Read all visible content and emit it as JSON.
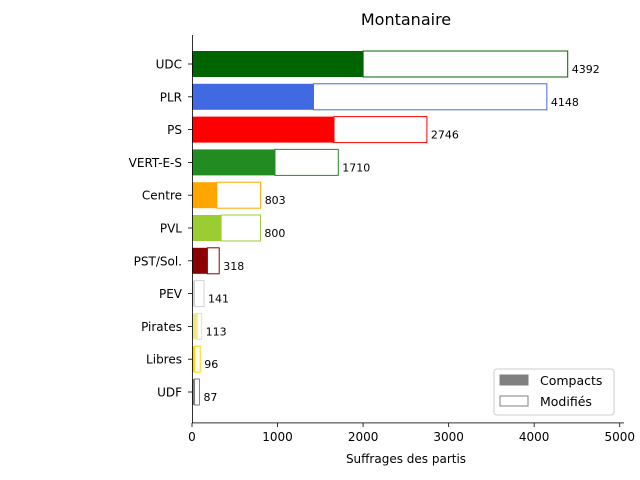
{
  "chart_data": {
    "type": "bar",
    "orientation": "horizontal",
    "stacked": true,
    "title": "Montanaire",
    "xlabel": "Suffrages des partis",
    "ylabel": "",
    "xlim": [
      0,
      5050
    ],
    "xticks": [
      0,
      1000,
      2000,
      3000,
      4000,
      5000
    ],
    "grid": false,
    "legend_position": "bottom-right",
    "categories": [
      "UDC",
      "PLR",
      "PS",
      "VERT-E-S",
      "Centre",
      "PVL",
      "PST/Sol.",
      "PEV",
      "Pirates",
      "Libres",
      "UDF"
    ],
    "colors": [
      "#006400",
      "#4169E1",
      "#FF0000",
      "#228B22",
      "#FFA500",
      "#9ACD32",
      "#8B0000",
      "#D3D3D3",
      "#F0E68C",
      "#FFD700",
      "#808080"
    ],
    "totals": [
      4392,
      4148,
      2746,
      1710,
      803,
      800,
      318,
      141,
      113,
      96,
      87
    ],
    "series": [
      {
        "name": "Compacts",
        "values": [
          2000,
          1420,
          1660,
          970,
          290,
          340,
          180,
          30,
          60,
          30,
          30
        ]
      },
      {
        "name": "Modifiés",
        "values": [
          2392,
          2728,
          1086,
          740,
          513,
          460,
          138,
          111,
          53,
          66,
          57
        ]
      }
    ],
    "legend": [
      {
        "label": "Compacts",
        "swatch_fill": "#808080"
      },
      {
        "label": "Modifiés",
        "swatch_fill": "#ffffff"
      }
    ]
  }
}
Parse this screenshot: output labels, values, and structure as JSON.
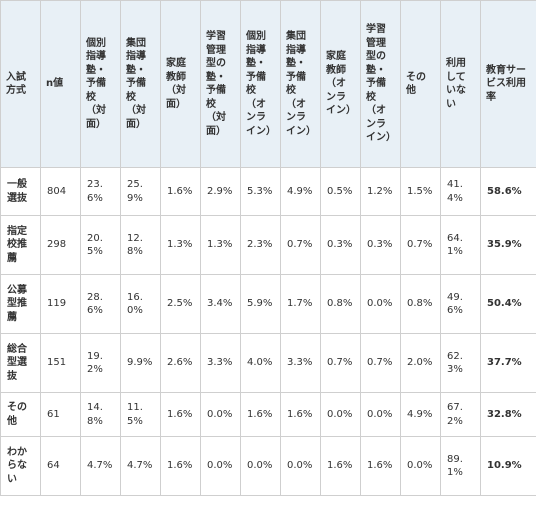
{
  "table": {
    "headers": [
      "入試方式",
      "n値",
      "個別指導塾・予備校（対面）",
      "集団指導塾・予備校（対面）",
      "家庭教師（対面）",
      "学習管理型の塾・予備校（対面）",
      "個別指導塾・予備校（オンライン）",
      "集団指導塾・予備校（オンライン）",
      "家庭教師（オンライン）",
      "学習管理型の塾・予備校（オンライン）",
      "その他",
      "利用していない",
      "教育サービス利用率"
    ],
    "rows": [
      [
        "一般選抜",
        "804",
        "23.6%",
        "25.9%",
        "1.6%",
        "2.9%",
        "5.3%",
        "4.9%",
        "0.5%",
        "1.2%",
        "1.5%",
        "41.4%",
        "58.6%"
      ],
      [
        "指定校推薦",
        "298",
        "20.5%",
        "12.8%",
        "1.3%",
        "1.3%",
        "2.3%",
        "0.7%",
        "0.3%",
        "0.3%",
        "0.7%",
        "64.1%",
        "35.9%"
      ],
      [
        "公募型推薦",
        "119",
        "28.6%",
        "16.0%",
        "2.5%",
        "3.4%",
        "5.9%",
        "1.7%",
        "0.8%",
        "0.0%",
        "0.8%",
        "49.6%",
        "50.4%"
      ],
      [
        "総合型選抜",
        "151",
        "19.2%",
        "9.9%",
        "2.6%",
        "3.3%",
        "4.0%",
        "3.3%",
        "0.7%",
        "0.7%",
        "2.0%",
        "62.3%",
        "37.7%"
      ],
      [
        "その他",
        "61",
        "14.8%",
        "11.5%",
        "1.6%",
        "0.0%",
        "1.6%",
        "1.6%",
        "0.0%",
        "0.0%",
        "4.9%",
        "67.2%",
        "32.8%"
      ],
      [
        "わからない",
        "64",
        "4.7%",
        "4.7%",
        "1.6%",
        "0.0%",
        "0.0%",
        "0.0%",
        "1.6%",
        "1.6%",
        "0.0%",
        "89.1%",
        "10.9%"
      ]
    ]
  }
}
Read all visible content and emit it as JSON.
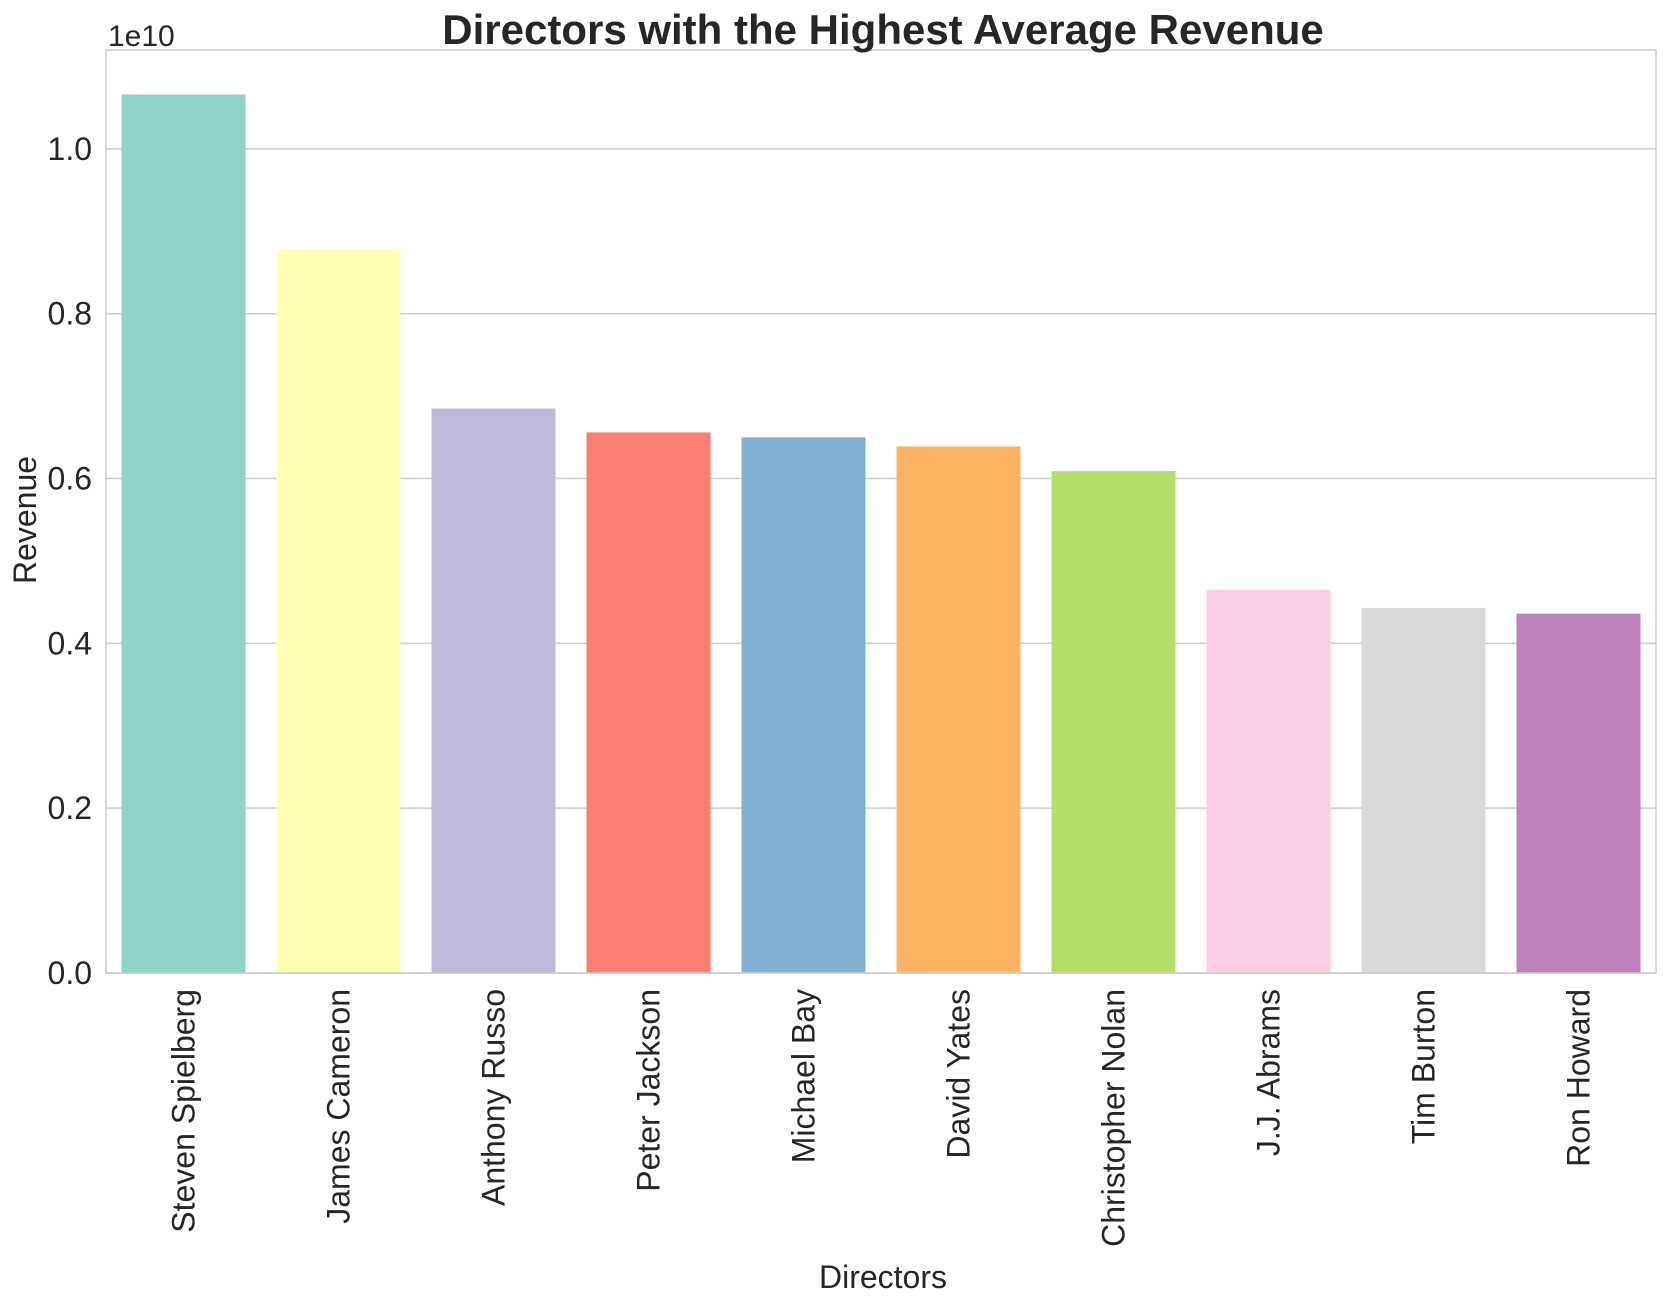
{
  "chart_data": {
    "type": "bar",
    "title": "Directors with the Highest Average Revenue",
    "xlabel": "Directors",
    "ylabel": "Revenue",
    "y_offset_label": "1e10",
    "ylim": [
      0,
      1.12
    ],
    "yticks": [
      0.0,
      0.2,
      0.4,
      0.6,
      0.8,
      1.0
    ],
    "ytick_labels": [
      "0.0",
      "0.2",
      "0.4",
      "0.6",
      "0.8",
      "1.0"
    ],
    "grid": "horizontal",
    "categories": [
      "Steven Spielberg",
      "James Cameron",
      "Anthony Russo",
      "Peter Jackson",
      "Michael Bay",
      "David Yates",
      "Christopher Nolan",
      "J.J. Abrams",
      "Tim Burton",
      "Ron Howard"
    ],
    "values": [
      1.066,
      0.878,
      0.685,
      0.656,
      0.65,
      0.639,
      0.609,
      0.465,
      0.443,
      0.436
    ],
    "value_scale": 10000000000,
    "colors": [
      "#8dd3c7",
      "#ffffb3",
      "#bebada",
      "#fb8072",
      "#80b1d3",
      "#fdb462",
      "#b3de69",
      "#fccde5",
      "#d9d9d9",
      "#bc80bd"
    ]
  }
}
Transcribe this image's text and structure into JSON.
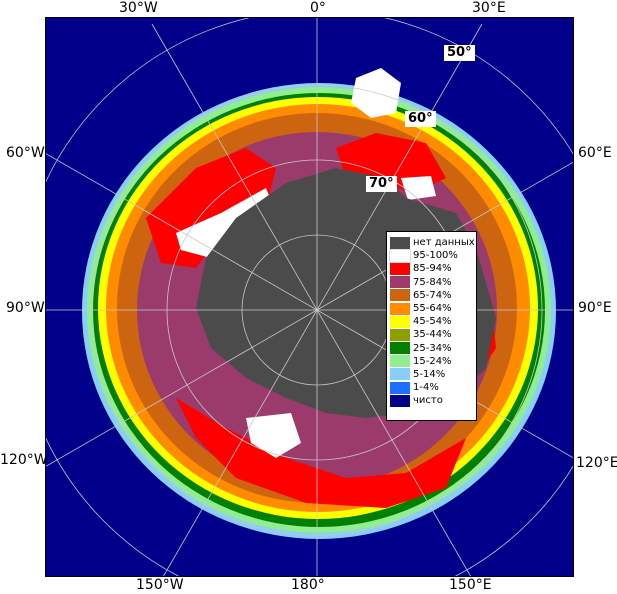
{
  "map": {
    "longitude_labels": {
      "lon_30w": "30°W",
      "lon_0": "0°",
      "lon_30e": "30°E",
      "lon_60w": "60°W",
      "lon_60e": "60°E",
      "lon_90w": "90°W",
      "lon_90e": "90°E",
      "lon_120w": "120°W",
      "lon_120e": "120°E",
      "lon_150w": "150°W",
      "lon_180": "180°",
      "lon_150e": "150°E"
    },
    "latitude_labels": {
      "lat_50": "50°",
      "lat_60": "60°",
      "lat_70": "70°"
    },
    "colors": {
      "open_water": "#00008b",
      "no_data": "#4b4b4b",
      "grid": "#c8c8c8",
      "ice_95_100": "#ffffff",
      "ice_85_94": "#ff0000",
      "ice_75_84": "#9b3b6b",
      "ice_65_74": "#cd6410",
      "ice_55_64": "#ff8c00",
      "ice_45_54": "#ffff00",
      "ice_35_44": "#8ca000",
      "ice_25_34": "#008000",
      "ice_15_24": "#90ee90",
      "ice_5_14": "#87cefa",
      "ice_1_4": "#1e6eff"
    }
  },
  "legend": {
    "items": [
      {
        "label": "нет данных",
        "color": "#4b4b4b"
      },
      {
        "label": "95-100%",
        "color": "#ffffff"
      },
      {
        "label": "85-94%",
        "color": "#ff0000"
      },
      {
        "label": "75-84%",
        "color": "#9b3b6b"
      },
      {
        "label": "65-74%",
        "color": "#cd6410"
      },
      {
        "label": "55-64%",
        "color": "#ff8c00"
      },
      {
        "label": "45-54%",
        "color": "#ffff00"
      },
      {
        "label": "35-44%",
        "color": "#8ca000"
      },
      {
        "label": "25-34%",
        "color": "#008000"
      },
      {
        "label": "15-24%",
        "color": "#90ee90"
      },
      {
        "label": "5-14%",
        "color": "#87cefa"
      },
      {
        "label": "1-4%",
        "color": "#1e6eff"
      },
      {
        "label": "чисто",
        "color": "#00008b"
      }
    ]
  }
}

→ What is required: Pictures excluded, quote all the data above exactly.

→ Solution:
Read all visible content and emit it as JSON.
{
  "chart_data": {
    "type": "bar",
    "orientation": "horizontal",
    "stacked": true,
    "title": "Montanaire",
    "xlabel": "Suffrages des partis",
    "ylabel": "",
    "xlim": [
      0,
      5050
    ],
    "xticks": [
      0,
      1000,
      2000,
      3000,
      4000,
      5000
    ],
    "grid": false,
    "legend_position": "bottom-right",
    "categories": [
      "UDC",
      "PLR",
      "PS",
      "VERT-E-S",
      "Centre",
      "PVL",
      "PST/Sol.",
      "PEV",
      "Pirates",
      "Libres",
      "UDF"
    ],
    "colors": [
      "#006400",
      "#4169E1",
      "#FF0000",
      "#228B22",
      "#FFA500",
      "#9ACD32",
      "#8B0000",
      "#D3D3D3",
      "#F0E68C",
      "#FFD700",
      "#808080"
    ],
    "totals": [
      4392,
      4148,
      2746,
      1710,
      803,
      800,
      318,
      141,
      113,
      96,
      87
    ],
    "series": [
      {
        "name": "Compacts",
        "values": [
          2000,
          1420,
          1660,
          970,
          290,
          340,
          180,
          30,
          60,
          30,
          30
        ]
      },
      {
        "name": "Modifiés",
        "values": [
          2392,
          2728,
          1086,
          740,
          513,
          460,
          138,
          111,
          53,
          66,
          57
        ]
      }
    ],
    "legend": [
      {
        "label": "Compacts",
        "swatch_fill": "#808080"
      },
      {
        "label": "Modifiés",
        "swatch_fill": "#ffffff"
      }
    ]
  }
}
Parse this screenshot: output labels, values, and structure as JSON.
{
  "table": {
    "headers": [
      "入試方式",
      "n値",
      "個別指導塾・予備校（対面）",
      "集団指導塾・予備校（対面）",
      "家庭教師（対面）",
      "学習管理型の塾・予備校（対面）",
      "個別指導塾・予備校（オンライン）",
      "集団指導塾・予備校（オンライン）",
      "家庭教師（オンライン）",
      "学習管理型の塾・予備校（オンライン）",
      "その他",
      "利用していない",
      "教育サービス利用率"
    ],
    "rows": [
      [
        "一般選抜",
        "804",
        "23.6%",
        "25.9%",
        "1.6%",
        "2.9%",
        "5.3%",
        "4.9%",
        "0.5%",
        "1.2%",
        "1.5%",
        "41.4%",
        "58.6%"
      ],
      [
        "指定校推薦",
        "298",
        "20.5%",
        "12.8%",
        "1.3%",
        "1.3%",
        "2.3%",
        "0.7%",
        "0.3%",
        "0.3%",
        "0.7%",
        "64.1%",
        "35.9%"
      ],
      [
        "公募型推薦",
        "119",
        "28.6%",
        "16.0%",
        "2.5%",
        "3.4%",
        "5.9%",
        "1.7%",
        "0.8%",
        "0.0%",
        "0.8%",
        "49.6%",
        "50.4%"
      ],
      [
        "総合型選抜",
        "151",
        "19.2%",
        "9.9%",
        "2.6%",
        "3.3%",
        "4.0%",
        "3.3%",
        "0.7%",
        "0.7%",
        "2.0%",
        "62.3%",
        "37.7%"
      ],
      [
        "その他",
        "61",
        "14.8%",
        "11.5%",
        "1.6%",
        "0.0%",
        "1.6%",
        "1.6%",
        "0.0%",
        "0.0%",
        "4.9%",
        "67.2%",
        "32.8%"
      ],
      [
        "わからない",
        "64",
        "4.7%",
        "4.7%",
        "1.6%",
        "0.0%",
        "0.0%",
        "0.0%",
        "1.6%",
        "1.6%",
        "0.0%",
        "89.1%",
        "10.9%"
      ]
    ]
  }
}
Read all visible content and emit it as JSON.
{
  "chart_data": {
    "type": "bar",
    "title": "Directors with the Highest Average Revenue",
    "xlabel": "Directors",
    "ylabel": "Revenue",
    "y_offset_label": "1e10",
    "ylim": [
      0,
      1.12
    ],
    "yticks": [
      0.0,
      0.2,
      0.4,
      0.6,
      0.8,
      1.0
    ],
    "ytick_labels": [
      "0.0",
      "0.2",
      "0.4",
      "0.6",
      "0.8",
      "1.0"
    ],
    "grid": "horizontal",
    "categories": [
      "Steven Spielberg",
      "James Cameron",
      "Anthony Russo",
      "Peter Jackson",
      "Michael Bay",
      "David Yates",
      "Christopher Nolan",
      "J.J. Abrams",
      "Tim Burton",
      "Ron Howard"
    ],
    "values": [
      1.066,
      0.878,
      0.685,
      0.656,
      0.65,
      0.639,
      0.609,
      0.465,
      0.443,
      0.436
    ],
    "value_scale": 10000000000,
    "colors": [
      "#8dd3c7",
      "#ffffb3",
      "#bebada",
      "#fb8072",
      "#80b1d3",
      "#fdb462",
      "#b3de69",
      "#fccde5",
      "#d9d9d9",
      "#bc80bd"
    ]
  }
}
Transcribe this image's text and structure into JSON.
{
  "map": {
    "longitude_labels": {
      "lon_30w": "30°W",
      "lon_0": "0°",
      "lon_30e": "30°E",
      "lon_60w": "60°W",
      "lon_60e": "60°E",
      "lon_90w": "90°W",
      "lon_90e": "90°E",
      "lon_120w": "120°W",
      "lon_120e": "120°E",
      "lon_150w": "150°W",
      "lon_180": "180°",
      "lon_150e": "150°E"
    },
    "latitude_labels": {
      "lat_50": "50°",
      "lat_60": "60°",
      "lat_70": "70°"
    },
    "colors": {
      "open_water": "#00008b",
      "no_data": "#4b4b4b",
      "grid": "#c8c8c8",
      "ice_95_100": "#ffffff",
      "ice_85_94": "#ff0000",
      "ice_75_84": "#9b3b6b",
      "ice_65_74": "#cd6410",
      "ice_55_64": "#ff8c00",
      "ice_45_54": "#ffff00",
      "ice_35_44": "#8ca000",
      "ice_25_34": "#008000",
      "ice_15_24": "#90ee90",
      "ice_5_14": "#87cefa",
      "ice_1_4": "#1e6eff"
    }
  },
  "legend": {
    "items": [
      {
        "label": "нет данных",
        "color": "#4b4b4b"
      },
      {
        "label": "95-100%",
        "color": "#ffffff"
      },
      {
        "label": "85-94%",
        "color": "#ff0000"
      },
      {
        "label": "75-84%",
        "color": "#9b3b6b"
      },
      {
        "label": "65-74%",
        "color": "#cd6410"
      },
      {
        "label": "55-64%",
        "color": "#ff8c00"
      },
      {
        "label": "45-54%",
        "color": "#ffff00"
      },
      {
        "label": "35-44%",
        "color": "#8ca000"
      },
      {
        "label": "25-34%",
        "color": "#008000"
      },
      {
        "label": "15-24%",
        "color": "#90ee90"
      },
      {
        "label": "5-14%",
        "color": "#87cefa"
      },
      {
        "label": "1-4%",
        "color": "#1e6eff"
      },
      {
        "label": "чисто",
        "color": "#00008b"
      }
    ]
  }
}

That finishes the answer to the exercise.